### EXERCISE
Within this material, how many lines have the string "data" in them? The answer is a number, with nothing added.

### EXERCISE MATERIAL
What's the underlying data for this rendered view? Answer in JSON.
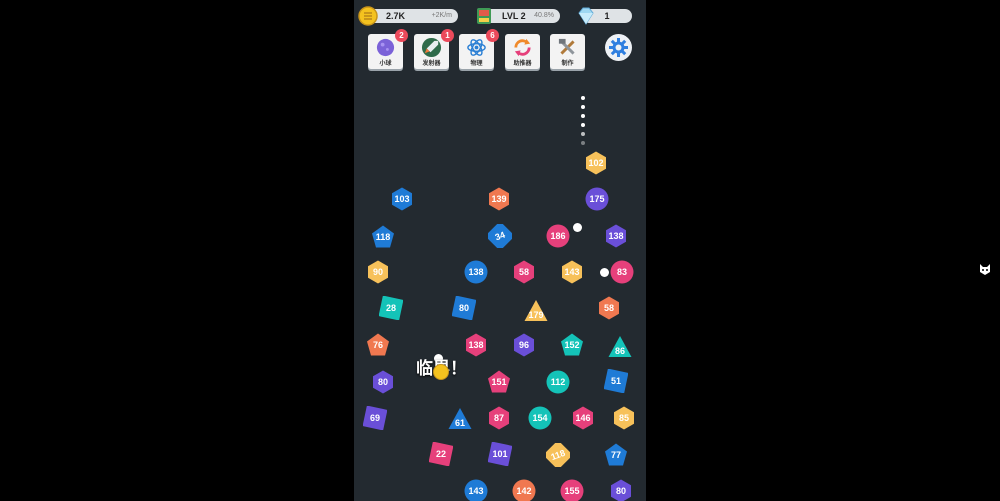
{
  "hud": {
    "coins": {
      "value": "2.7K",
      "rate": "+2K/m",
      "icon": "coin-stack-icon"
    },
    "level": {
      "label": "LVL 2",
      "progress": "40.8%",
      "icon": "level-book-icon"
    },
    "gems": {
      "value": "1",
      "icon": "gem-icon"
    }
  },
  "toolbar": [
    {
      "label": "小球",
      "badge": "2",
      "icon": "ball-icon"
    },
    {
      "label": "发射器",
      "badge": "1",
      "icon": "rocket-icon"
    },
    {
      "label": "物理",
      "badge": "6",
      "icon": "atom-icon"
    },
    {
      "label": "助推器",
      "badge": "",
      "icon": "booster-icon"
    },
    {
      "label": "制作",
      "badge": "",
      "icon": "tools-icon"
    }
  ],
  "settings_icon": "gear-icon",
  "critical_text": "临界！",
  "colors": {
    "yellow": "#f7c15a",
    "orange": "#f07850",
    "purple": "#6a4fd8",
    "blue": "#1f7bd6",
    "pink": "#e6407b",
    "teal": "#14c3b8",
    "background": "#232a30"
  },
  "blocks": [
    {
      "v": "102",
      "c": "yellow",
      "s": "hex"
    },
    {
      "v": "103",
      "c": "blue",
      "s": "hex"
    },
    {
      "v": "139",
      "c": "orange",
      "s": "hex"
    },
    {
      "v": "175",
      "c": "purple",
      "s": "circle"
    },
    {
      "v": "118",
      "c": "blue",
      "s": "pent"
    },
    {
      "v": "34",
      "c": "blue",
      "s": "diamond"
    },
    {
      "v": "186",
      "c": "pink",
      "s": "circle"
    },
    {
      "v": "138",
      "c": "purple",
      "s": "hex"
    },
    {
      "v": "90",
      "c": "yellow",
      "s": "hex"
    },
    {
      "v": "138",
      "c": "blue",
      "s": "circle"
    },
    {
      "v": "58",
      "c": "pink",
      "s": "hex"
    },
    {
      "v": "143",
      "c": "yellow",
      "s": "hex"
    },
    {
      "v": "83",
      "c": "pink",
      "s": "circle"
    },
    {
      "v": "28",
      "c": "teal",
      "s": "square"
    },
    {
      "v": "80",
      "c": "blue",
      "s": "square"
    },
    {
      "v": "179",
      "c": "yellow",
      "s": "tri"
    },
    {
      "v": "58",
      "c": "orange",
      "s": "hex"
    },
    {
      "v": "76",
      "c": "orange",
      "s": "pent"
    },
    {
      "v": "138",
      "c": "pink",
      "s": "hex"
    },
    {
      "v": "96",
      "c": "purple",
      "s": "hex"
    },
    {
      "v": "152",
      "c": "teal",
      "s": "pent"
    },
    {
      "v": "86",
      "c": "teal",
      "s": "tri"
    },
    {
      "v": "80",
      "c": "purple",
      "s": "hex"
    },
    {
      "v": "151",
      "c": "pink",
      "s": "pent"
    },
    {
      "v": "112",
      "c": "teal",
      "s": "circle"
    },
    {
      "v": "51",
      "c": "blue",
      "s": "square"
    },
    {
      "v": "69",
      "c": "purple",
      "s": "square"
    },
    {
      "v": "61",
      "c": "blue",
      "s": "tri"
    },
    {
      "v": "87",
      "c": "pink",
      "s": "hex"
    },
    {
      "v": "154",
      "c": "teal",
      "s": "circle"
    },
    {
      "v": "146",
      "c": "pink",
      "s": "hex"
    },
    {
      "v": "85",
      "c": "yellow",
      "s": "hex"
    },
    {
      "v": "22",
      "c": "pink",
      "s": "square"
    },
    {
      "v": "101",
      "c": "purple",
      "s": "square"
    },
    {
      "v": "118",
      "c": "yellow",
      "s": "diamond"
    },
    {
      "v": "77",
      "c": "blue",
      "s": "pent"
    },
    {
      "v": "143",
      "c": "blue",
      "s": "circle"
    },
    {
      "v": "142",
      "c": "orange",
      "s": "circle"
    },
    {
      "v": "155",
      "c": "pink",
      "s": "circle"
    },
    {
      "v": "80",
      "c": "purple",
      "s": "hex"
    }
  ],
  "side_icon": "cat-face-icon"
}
* * *
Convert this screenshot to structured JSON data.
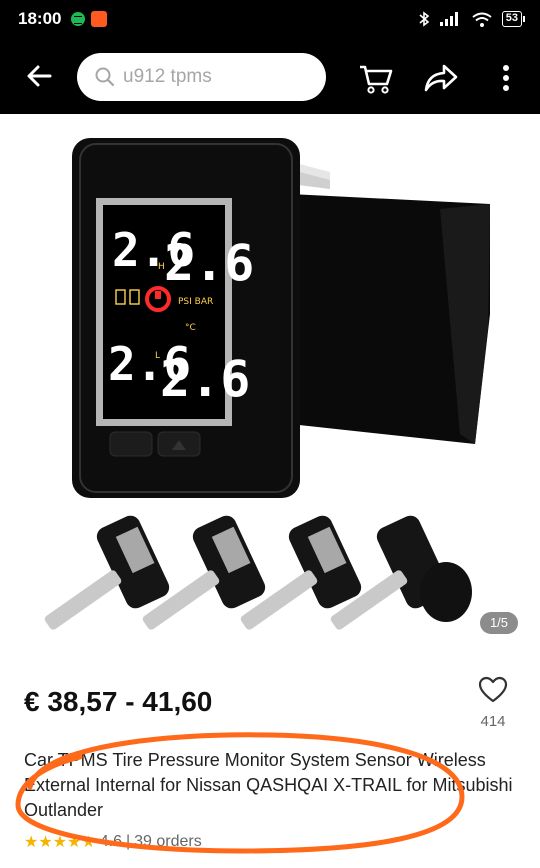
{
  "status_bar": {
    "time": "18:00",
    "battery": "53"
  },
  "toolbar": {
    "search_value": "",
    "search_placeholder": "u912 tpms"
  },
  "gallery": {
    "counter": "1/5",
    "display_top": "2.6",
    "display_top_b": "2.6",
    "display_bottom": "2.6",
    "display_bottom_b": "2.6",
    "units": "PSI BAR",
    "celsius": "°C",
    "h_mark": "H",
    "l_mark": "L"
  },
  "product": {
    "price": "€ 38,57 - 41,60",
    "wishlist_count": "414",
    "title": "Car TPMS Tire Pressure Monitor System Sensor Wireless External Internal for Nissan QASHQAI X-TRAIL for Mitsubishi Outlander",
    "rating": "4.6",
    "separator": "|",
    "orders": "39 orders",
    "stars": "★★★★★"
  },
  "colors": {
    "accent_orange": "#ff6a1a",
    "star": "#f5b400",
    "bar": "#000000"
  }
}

### EXERCISE RESULT
2